● **GIVEN RECORDS**:
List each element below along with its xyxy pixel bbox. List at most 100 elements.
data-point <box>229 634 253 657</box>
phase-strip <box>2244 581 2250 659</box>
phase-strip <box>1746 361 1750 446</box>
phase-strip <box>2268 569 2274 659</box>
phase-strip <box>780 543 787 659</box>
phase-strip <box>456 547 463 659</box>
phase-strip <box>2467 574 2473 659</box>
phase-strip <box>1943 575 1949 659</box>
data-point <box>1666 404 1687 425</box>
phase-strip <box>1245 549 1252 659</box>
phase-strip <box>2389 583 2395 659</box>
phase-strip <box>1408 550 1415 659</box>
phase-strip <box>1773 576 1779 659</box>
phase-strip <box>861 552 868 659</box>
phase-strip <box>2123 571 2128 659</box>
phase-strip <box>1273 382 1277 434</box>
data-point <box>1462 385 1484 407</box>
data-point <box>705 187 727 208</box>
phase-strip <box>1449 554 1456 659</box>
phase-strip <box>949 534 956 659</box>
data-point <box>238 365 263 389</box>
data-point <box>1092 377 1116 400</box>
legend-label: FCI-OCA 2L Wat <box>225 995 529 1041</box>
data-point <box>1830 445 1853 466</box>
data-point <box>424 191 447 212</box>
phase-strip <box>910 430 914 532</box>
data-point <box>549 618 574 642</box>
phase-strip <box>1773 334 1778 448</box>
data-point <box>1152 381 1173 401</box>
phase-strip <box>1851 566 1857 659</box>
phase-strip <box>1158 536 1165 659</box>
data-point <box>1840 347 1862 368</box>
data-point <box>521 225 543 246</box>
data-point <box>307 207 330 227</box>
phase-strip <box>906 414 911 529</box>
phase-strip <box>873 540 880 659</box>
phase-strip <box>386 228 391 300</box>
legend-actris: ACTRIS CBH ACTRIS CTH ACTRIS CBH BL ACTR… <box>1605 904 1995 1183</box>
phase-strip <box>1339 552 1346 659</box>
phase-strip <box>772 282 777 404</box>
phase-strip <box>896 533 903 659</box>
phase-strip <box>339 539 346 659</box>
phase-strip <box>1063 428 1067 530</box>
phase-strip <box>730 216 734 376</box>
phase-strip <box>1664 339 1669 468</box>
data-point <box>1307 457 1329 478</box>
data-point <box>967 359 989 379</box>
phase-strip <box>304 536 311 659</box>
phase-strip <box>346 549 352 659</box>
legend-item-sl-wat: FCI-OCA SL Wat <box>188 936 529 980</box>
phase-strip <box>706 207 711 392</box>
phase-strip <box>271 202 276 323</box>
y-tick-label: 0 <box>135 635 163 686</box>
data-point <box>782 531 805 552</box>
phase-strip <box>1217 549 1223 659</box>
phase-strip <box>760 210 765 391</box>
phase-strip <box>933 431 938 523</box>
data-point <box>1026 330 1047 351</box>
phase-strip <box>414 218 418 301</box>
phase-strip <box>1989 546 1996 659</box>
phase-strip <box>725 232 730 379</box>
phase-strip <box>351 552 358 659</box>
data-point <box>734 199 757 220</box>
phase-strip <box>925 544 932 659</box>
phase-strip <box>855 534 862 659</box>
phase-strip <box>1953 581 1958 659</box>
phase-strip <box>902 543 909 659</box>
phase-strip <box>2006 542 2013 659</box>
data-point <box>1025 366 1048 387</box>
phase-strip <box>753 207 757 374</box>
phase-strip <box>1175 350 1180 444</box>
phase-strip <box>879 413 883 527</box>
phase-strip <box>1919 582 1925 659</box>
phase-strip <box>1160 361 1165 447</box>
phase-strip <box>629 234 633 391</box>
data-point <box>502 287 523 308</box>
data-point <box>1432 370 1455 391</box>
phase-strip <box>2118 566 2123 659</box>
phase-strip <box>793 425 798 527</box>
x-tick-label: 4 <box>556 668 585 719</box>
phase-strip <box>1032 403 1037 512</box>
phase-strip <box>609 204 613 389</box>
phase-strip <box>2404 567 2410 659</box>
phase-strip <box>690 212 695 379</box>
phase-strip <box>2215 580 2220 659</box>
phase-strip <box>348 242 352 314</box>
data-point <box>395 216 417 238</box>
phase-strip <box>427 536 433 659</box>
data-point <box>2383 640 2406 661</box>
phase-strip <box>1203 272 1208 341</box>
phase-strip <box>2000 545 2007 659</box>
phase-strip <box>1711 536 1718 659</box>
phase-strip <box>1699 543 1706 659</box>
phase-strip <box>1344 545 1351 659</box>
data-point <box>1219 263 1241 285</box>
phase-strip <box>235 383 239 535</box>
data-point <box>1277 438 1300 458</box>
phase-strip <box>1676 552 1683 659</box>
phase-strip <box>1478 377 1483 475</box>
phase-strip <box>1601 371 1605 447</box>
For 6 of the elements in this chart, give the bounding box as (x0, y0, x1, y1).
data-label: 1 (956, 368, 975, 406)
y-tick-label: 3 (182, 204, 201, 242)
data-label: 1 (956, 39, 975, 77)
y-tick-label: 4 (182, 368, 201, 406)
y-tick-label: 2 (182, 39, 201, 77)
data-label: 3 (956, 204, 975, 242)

● **DO THIS**: Reproduce the data above word for word, keeping every line in its original order and form.

● **FINISHED EXERCISE**:
List each element below along with its xyxy pixel bbox. List at most 100 elements.
data-point <box>229 634 253 657</box>
phase-strip <box>2244 581 2250 659</box>
phase-strip <box>1746 361 1750 446</box>
phase-strip <box>2268 569 2274 659</box>
phase-strip <box>780 543 787 659</box>
phase-strip <box>456 547 463 659</box>
phase-strip <box>2467 574 2473 659</box>
phase-strip <box>1943 575 1949 659</box>
data-point <box>1666 404 1687 425</box>
phase-strip <box>1245 549 1252 659</box>
phase-strip <box>2389 583 2395 659</box>
phase-strip <box>1408 550 1415 659</box>
phase-strip <box>1773 576 1779 659</box>
phase-strip <box>861 552 868 659</box>
phase-strip <box>2123 571 2128 659</box>
phase-strip <box>1273 382 1277 434</box>
data-point <box>1462 385 1484 407</box>
data-point <box>705 187 727 208</box>
phase-strip <box>1449 554 1456 659</box>
phase-strip <box>949 534 956 659</box>
data-point <box>238 365 263 389</box>
data-point <box>1092 377 1116 400</box>
legend-label: FCI-OCA 2L Wat <box>225 995 529 1041</box>
data-point <box>1830 445 1853 466</box>
data-point <box>424 191 447 212</box>
phase-strip <box>910 430 914 532</box>
data-point <box>549 618 574 642</box>
phase-strip <box>1773 334 1778 448</box>
data-point <box>1152 381 1173 401</box>
phase-strip <box>1851 566 1857 659</box>
phase-strip <box>1158 536 1165 659</box>
data-point <box>1840 347 1862 368</box>
data-point <box>521 225 543 246</box>
data-point <box>307 207 330 227</box>
phase-strip <box>906 414 911 529</box>
phase-strip <box>873 540 880 659</box>
phase-strip <box>386 228 391 300</box>
legend-actris: ACTRIS CBH ACTRIS CTH ACTRIS CBH BL ACTR… <box>1605 904 1995 1183</box>
phase-strip <box>1339 552 1346 659</box>
phase-strip <box>772 282 777 404</box>
phase-strip <box>896 533 903 659</box>
phase-strip <box>339 539 346 659</box>
phase-strip <box>1063 428 1067 530</box>
phase-strip <box>730 216 734 376</box>
phase-strip <box>1664 339 1669 468</box>
data-point <box>1307 457 1329 478</box>
data-point <box>967 359 989 379</box>
phase-strip <box>304 536 311 659</box>
phase-strip <box>346 549 352 659</box>
legend-item-sl-wat: FCI-OCA SL Wat <box>188 936 529 980</box>
phase-strip <box>706 207 711 392</box>
phase-strip <box>271 202 276 323</box>
y-tick-label: 0 <box>135 635 163 686</box>
data-point <box>782 531 805 552</box>
phase-strip <box>1217 549 1223 659</box>
phase-strip <box>760 210 765 391</box>
phase-strip <box>933 431 938 523</box>
data-point <box>1026 330 1047 351</box>
phase-strip <box>414 218 418 301</box>
phase-strip <box>1989 546 1996 659</box>
phase-strip <box>725 232 730 379</box>
phase-strip <box>351 552 358 659</box>
data-point <box>734 199 757 220</box>
phase-strip <box>925 544 932 659</box>
phase-strip <box>855 534 862 659</box>
phase-strip <box>1953 581 1958 659</box>
phase-strip <box>902 543 909 659</box>
phase-strip <box>2006 542 2013 659</box>
data-point <box>1025 366 1048 387</box>
phase-strip <box>753 207 757 374</box>
phase-strip <box>1175 350 1180 444</box>
phase-strip <box>879 413 883 527</box>
phase-strip <box>1919 582 1925 659</box>
phase-strip <box>1160 361 1165 447</box>
phase-strip <box>629 234 633 391</box>
data-point <box>502 287 523 308</box>
data-point <box>1432 370 1455 391</box>
phase-strip <box>2118 566 2123 659</box>
phase-strip <box>793 425 798 527</box>
x-tick-label: 4 <box>556 668 585 719</box>
phase-strip <box>1032 403 1037 512</box>
phase-strip <box>609 204 613 389</box>
phase-strip <box>2404 567 2410 659</box>
phase-strip <box>690 212 695 379</box>
phase-strip <box>2215 580 2220 659</box>
phase-strip <box>348 242 352 314</box>
data-point <box>395 216 417 238</box>
phase-strip <box>427 536 433 659</box>
data-point <box>2383 640 2406 661</box>
phase-strip <box>1203 272 1208 341</box>
phase-strip <box>2000 545 2007 659</box>
phase-strip <box>1711 536 1718 659</box>
phase-strip <box>1699 543 1706 659</box>
phase-strip <box>1344 545 1351 659</box>
data-point <box>1219 263 1241 285</box>
phase-strip <box>235 383 239 535</box>
data-point <box>1277 438 1300 458</box>
phase-strip <box>1676 552 1683 659</box>
phase-strip <box>1478 377 1483 475</box>
phase-strip <box>1601 371 1605 447</box>
For 6 of the elements in this chart, give the bounding box as (x0, y0, x1, y1).
data-label: 1 (956, 368, 975, 406)
y-tick-label: 3 (182, 204, 201, 242)
data-label: 1 (956, 39, 975, 77)
y-tick-label: 4 (182, 368, 201, 406)
y-tick-label: 2 (182, 39, 201, 77)
data-label: 3 (956, 204, 975, 242)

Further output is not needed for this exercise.